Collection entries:
--- --- ---
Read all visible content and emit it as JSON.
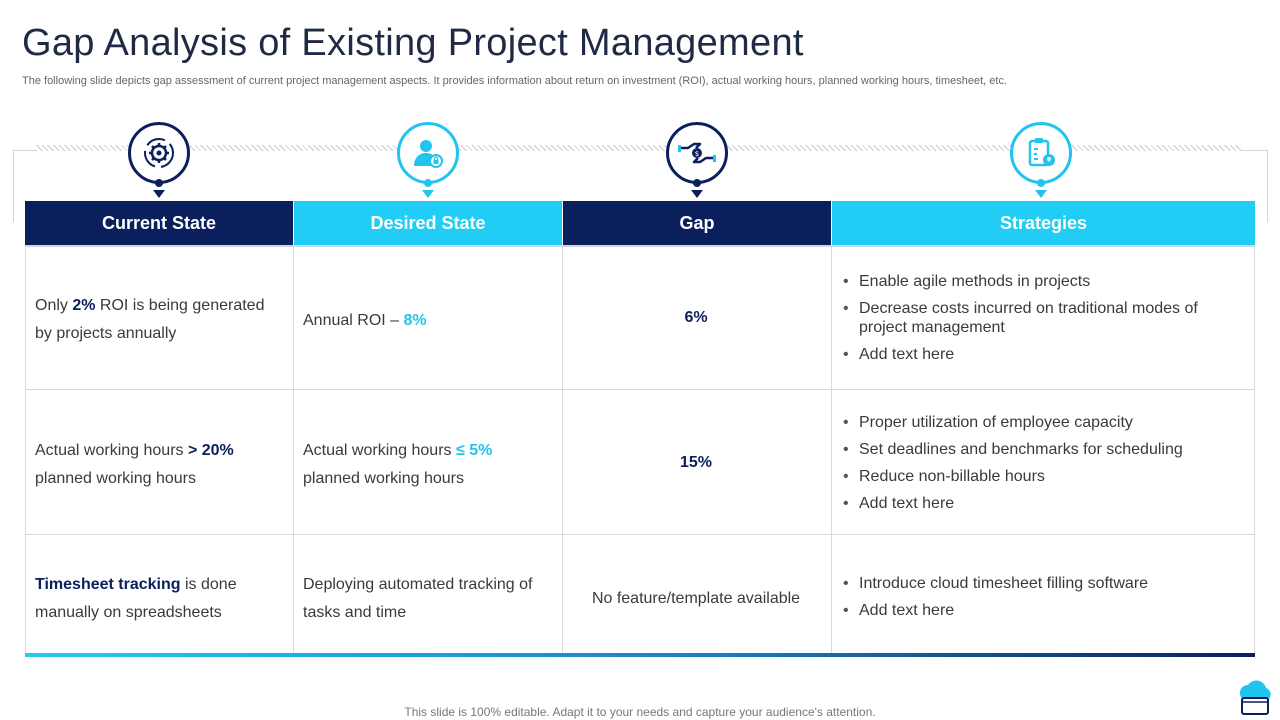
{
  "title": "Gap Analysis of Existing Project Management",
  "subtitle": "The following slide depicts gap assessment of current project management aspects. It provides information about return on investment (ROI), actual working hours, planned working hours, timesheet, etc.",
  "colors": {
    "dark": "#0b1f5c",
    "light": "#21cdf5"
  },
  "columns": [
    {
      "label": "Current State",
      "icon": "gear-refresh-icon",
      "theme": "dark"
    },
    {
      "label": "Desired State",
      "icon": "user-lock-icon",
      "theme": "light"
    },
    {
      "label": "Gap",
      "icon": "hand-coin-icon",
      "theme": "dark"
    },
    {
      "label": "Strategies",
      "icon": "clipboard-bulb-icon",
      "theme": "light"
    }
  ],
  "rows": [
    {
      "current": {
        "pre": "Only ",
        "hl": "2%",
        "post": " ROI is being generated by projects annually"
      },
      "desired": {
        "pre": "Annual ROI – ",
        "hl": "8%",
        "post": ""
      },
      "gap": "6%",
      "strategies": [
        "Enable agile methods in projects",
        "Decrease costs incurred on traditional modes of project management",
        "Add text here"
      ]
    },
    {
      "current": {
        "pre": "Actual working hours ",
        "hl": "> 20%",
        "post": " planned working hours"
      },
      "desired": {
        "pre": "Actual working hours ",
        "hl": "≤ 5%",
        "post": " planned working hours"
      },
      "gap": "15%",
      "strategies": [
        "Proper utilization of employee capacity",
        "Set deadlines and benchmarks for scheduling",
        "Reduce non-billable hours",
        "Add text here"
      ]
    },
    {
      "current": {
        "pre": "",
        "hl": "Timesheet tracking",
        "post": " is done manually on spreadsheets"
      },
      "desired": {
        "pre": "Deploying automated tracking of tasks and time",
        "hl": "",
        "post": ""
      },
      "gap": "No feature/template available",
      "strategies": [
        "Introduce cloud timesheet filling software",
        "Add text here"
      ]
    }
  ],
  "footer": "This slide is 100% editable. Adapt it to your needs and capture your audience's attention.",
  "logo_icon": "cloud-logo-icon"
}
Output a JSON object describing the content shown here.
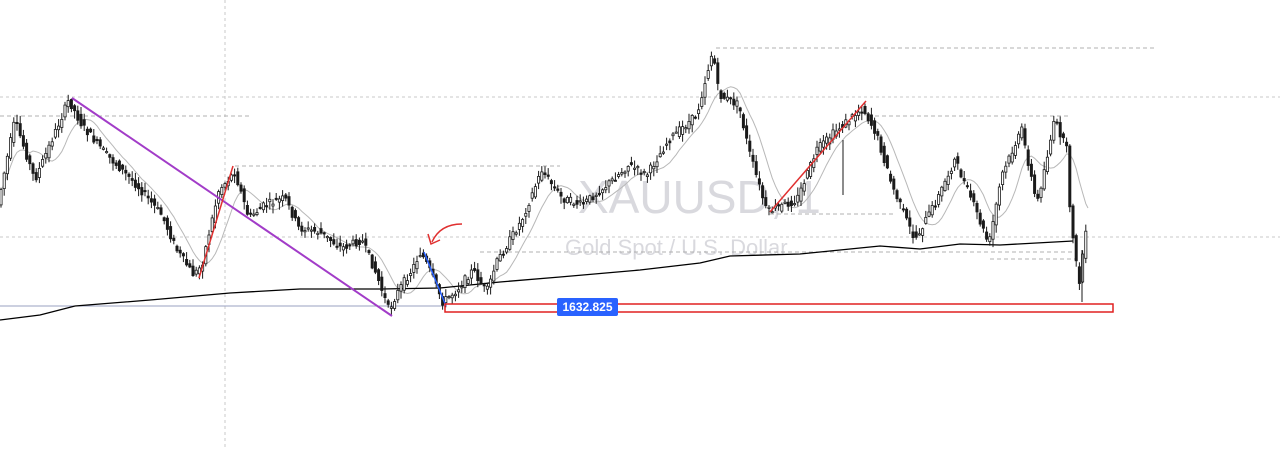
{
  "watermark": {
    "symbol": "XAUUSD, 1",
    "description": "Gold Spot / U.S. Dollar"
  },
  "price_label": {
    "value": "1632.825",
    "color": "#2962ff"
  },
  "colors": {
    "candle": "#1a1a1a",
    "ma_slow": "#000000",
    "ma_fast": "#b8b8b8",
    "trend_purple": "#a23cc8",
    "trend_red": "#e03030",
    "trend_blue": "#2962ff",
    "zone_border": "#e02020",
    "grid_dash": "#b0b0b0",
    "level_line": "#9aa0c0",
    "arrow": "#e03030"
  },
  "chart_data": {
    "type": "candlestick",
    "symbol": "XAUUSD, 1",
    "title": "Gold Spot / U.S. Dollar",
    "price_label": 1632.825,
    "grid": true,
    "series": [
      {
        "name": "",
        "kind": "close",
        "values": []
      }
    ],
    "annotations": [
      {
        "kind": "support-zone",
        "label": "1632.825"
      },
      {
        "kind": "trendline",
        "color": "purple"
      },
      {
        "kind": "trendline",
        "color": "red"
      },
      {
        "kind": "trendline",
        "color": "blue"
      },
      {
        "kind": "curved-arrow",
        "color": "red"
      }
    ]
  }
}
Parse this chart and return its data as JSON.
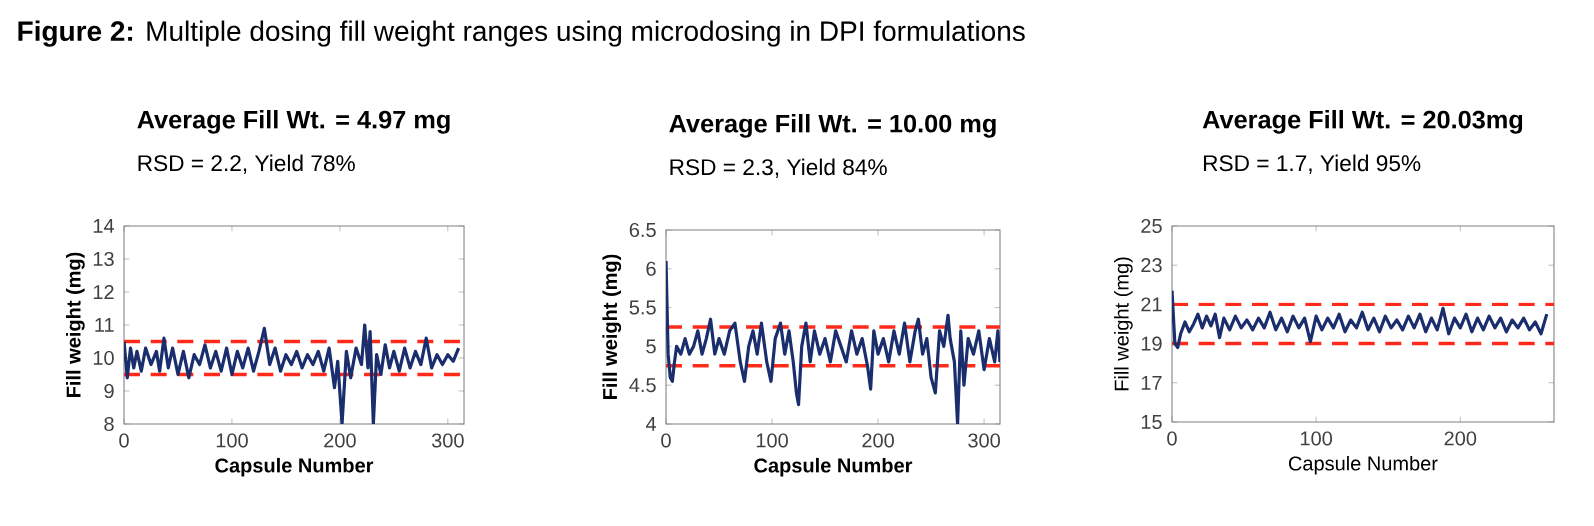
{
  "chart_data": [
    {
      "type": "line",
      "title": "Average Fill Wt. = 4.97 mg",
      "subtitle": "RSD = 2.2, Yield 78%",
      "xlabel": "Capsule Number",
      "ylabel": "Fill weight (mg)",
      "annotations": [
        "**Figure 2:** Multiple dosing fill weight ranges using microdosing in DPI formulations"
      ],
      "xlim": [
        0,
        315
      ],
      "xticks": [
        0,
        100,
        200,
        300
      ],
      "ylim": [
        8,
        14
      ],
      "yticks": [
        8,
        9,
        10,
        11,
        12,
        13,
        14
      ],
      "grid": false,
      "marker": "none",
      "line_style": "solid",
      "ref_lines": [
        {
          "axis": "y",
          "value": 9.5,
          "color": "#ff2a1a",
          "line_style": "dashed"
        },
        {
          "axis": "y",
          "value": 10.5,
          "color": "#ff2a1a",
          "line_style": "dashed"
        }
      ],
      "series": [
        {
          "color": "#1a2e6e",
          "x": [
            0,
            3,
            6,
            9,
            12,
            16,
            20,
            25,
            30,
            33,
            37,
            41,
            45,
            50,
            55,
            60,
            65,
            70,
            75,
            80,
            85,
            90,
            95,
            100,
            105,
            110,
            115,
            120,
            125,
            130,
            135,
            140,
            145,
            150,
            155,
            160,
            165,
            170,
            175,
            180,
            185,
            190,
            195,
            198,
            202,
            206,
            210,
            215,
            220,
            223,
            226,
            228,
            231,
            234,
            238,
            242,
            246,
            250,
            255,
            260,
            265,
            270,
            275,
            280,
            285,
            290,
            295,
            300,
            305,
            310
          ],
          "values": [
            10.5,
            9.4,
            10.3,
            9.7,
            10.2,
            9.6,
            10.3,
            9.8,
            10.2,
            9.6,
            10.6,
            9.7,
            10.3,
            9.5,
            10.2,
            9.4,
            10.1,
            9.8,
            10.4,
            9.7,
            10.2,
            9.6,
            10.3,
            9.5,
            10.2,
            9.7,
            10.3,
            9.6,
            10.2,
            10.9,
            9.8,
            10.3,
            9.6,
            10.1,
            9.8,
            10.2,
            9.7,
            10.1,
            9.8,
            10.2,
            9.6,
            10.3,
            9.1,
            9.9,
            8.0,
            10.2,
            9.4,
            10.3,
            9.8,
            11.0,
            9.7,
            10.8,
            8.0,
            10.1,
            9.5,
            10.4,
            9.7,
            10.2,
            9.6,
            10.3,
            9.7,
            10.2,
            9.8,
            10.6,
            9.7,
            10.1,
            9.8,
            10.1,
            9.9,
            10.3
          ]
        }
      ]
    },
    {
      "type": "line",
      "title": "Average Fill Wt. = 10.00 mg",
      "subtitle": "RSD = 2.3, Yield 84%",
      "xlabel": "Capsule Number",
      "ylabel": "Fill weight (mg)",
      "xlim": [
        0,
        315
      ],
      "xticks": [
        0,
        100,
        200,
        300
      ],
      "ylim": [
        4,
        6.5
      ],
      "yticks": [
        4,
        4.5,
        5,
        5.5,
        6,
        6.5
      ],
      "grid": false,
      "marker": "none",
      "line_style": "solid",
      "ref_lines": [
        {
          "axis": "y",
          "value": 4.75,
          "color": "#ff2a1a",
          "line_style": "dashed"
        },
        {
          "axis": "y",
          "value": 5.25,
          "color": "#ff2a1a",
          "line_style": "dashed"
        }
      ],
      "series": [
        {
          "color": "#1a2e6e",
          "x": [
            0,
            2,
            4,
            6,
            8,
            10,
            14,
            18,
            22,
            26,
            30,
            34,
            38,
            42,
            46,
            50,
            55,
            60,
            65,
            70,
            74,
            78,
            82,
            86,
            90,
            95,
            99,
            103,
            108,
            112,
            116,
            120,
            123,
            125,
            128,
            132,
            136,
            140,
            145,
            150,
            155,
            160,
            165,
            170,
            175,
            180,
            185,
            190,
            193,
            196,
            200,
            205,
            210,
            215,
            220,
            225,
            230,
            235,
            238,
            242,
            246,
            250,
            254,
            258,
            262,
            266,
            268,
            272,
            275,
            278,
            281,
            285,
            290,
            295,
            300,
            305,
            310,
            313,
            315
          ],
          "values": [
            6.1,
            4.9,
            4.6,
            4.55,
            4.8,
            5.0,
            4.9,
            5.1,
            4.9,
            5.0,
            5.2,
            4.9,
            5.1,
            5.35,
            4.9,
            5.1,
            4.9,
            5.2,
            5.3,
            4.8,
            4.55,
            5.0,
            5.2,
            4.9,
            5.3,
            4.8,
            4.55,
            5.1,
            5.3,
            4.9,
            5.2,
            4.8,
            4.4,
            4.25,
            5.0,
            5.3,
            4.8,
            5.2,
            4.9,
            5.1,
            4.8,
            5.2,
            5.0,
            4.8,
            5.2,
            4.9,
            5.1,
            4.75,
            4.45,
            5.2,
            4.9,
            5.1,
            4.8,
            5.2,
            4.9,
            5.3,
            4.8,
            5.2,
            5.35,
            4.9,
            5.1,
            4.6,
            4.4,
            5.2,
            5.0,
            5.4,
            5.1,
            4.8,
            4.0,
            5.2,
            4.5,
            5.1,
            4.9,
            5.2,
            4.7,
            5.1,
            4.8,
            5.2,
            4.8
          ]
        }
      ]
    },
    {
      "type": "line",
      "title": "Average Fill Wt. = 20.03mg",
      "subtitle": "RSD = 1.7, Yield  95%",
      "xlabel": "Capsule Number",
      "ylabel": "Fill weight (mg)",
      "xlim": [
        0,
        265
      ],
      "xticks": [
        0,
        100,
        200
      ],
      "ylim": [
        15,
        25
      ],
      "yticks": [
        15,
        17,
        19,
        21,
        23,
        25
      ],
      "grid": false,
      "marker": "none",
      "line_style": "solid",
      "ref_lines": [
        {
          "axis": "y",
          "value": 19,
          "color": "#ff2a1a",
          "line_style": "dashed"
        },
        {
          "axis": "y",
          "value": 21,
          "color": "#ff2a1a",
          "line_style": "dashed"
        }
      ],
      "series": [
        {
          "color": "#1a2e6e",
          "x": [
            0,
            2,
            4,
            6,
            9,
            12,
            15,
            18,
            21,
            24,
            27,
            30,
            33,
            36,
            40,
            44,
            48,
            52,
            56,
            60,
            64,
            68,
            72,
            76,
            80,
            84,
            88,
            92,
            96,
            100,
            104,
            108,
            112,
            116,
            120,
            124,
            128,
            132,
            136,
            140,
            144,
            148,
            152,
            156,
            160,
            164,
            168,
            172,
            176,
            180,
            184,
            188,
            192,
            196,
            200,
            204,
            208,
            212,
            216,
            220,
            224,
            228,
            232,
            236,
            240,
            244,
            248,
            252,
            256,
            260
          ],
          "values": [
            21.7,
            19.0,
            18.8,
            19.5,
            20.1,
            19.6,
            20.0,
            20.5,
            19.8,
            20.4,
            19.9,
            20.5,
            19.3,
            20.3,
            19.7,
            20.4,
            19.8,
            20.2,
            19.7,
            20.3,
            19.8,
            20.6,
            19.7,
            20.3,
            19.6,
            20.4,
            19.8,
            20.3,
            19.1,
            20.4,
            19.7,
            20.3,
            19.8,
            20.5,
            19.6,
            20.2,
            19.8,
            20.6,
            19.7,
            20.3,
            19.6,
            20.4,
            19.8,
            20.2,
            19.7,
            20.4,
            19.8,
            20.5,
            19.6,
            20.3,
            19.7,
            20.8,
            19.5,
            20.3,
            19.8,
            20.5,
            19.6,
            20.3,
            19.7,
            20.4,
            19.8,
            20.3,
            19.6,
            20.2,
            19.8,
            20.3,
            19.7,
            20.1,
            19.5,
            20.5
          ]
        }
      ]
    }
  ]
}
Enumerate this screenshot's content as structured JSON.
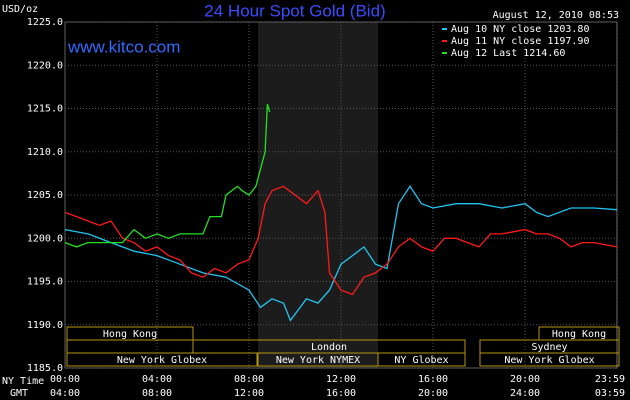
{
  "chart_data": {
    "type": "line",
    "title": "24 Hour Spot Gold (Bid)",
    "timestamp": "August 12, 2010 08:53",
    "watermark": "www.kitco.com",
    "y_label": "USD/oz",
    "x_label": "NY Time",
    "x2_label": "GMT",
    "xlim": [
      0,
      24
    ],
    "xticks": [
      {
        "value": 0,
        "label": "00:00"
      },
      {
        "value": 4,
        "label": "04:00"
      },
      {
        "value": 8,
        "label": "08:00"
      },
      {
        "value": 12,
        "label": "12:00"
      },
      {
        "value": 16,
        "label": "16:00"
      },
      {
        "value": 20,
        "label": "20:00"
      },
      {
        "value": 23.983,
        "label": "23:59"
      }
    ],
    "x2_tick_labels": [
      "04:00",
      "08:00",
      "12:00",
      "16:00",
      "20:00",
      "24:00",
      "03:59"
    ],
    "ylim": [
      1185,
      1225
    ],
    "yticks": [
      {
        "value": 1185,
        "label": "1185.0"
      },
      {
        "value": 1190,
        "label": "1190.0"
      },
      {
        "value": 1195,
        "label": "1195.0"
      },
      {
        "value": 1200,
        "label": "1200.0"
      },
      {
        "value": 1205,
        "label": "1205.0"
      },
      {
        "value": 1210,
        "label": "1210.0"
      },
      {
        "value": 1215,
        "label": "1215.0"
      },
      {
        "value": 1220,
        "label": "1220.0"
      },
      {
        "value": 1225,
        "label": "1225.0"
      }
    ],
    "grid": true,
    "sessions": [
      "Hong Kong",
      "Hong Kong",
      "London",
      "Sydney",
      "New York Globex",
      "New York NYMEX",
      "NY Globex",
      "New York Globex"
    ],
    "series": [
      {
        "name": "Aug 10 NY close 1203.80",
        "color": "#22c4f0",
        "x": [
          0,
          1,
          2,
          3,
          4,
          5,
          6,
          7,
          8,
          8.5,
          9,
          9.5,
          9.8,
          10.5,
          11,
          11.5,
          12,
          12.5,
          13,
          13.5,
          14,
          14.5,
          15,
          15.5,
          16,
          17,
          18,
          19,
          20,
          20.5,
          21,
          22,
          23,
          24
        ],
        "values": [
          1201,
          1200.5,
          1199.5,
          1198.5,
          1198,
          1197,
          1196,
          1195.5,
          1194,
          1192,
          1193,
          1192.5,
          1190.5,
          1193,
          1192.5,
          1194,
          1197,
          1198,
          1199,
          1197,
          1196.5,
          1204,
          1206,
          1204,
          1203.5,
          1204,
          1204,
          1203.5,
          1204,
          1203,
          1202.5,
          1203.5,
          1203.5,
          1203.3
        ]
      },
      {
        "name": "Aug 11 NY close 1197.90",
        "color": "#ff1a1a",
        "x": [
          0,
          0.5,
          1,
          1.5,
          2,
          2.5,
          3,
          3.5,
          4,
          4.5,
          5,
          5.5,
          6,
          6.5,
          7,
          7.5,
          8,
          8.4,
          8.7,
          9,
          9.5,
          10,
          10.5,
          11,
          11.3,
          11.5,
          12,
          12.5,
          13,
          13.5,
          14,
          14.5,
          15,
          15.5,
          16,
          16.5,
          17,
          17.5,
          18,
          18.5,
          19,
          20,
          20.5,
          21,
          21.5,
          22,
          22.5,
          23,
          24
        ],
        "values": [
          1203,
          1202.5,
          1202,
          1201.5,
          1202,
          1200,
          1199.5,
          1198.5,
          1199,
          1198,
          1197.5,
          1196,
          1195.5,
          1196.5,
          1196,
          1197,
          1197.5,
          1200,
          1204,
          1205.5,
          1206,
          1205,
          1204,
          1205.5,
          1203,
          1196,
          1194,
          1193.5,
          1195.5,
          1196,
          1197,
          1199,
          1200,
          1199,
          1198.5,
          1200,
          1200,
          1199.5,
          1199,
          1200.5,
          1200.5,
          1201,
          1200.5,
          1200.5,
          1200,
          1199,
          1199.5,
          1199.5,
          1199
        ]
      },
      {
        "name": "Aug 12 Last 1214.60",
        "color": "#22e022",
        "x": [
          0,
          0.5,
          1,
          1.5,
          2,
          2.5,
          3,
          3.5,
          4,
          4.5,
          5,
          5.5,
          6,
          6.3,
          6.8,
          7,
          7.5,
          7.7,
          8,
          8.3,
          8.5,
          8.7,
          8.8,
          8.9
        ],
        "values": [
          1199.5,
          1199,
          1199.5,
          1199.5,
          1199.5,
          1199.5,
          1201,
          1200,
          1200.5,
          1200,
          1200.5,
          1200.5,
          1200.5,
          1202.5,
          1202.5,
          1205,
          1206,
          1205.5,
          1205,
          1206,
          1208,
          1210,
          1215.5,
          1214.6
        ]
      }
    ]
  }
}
--- --- ---
# [Problem description]
Using the entries above, return each line that includes the word "Spot".

# [Solution to the problem]
    "description": "Gold Spot / U.S. Dollar"
    "title": "Gold Spot / U.S. Dollar",
    "title": "24 Hour Spot Gold (Bid)",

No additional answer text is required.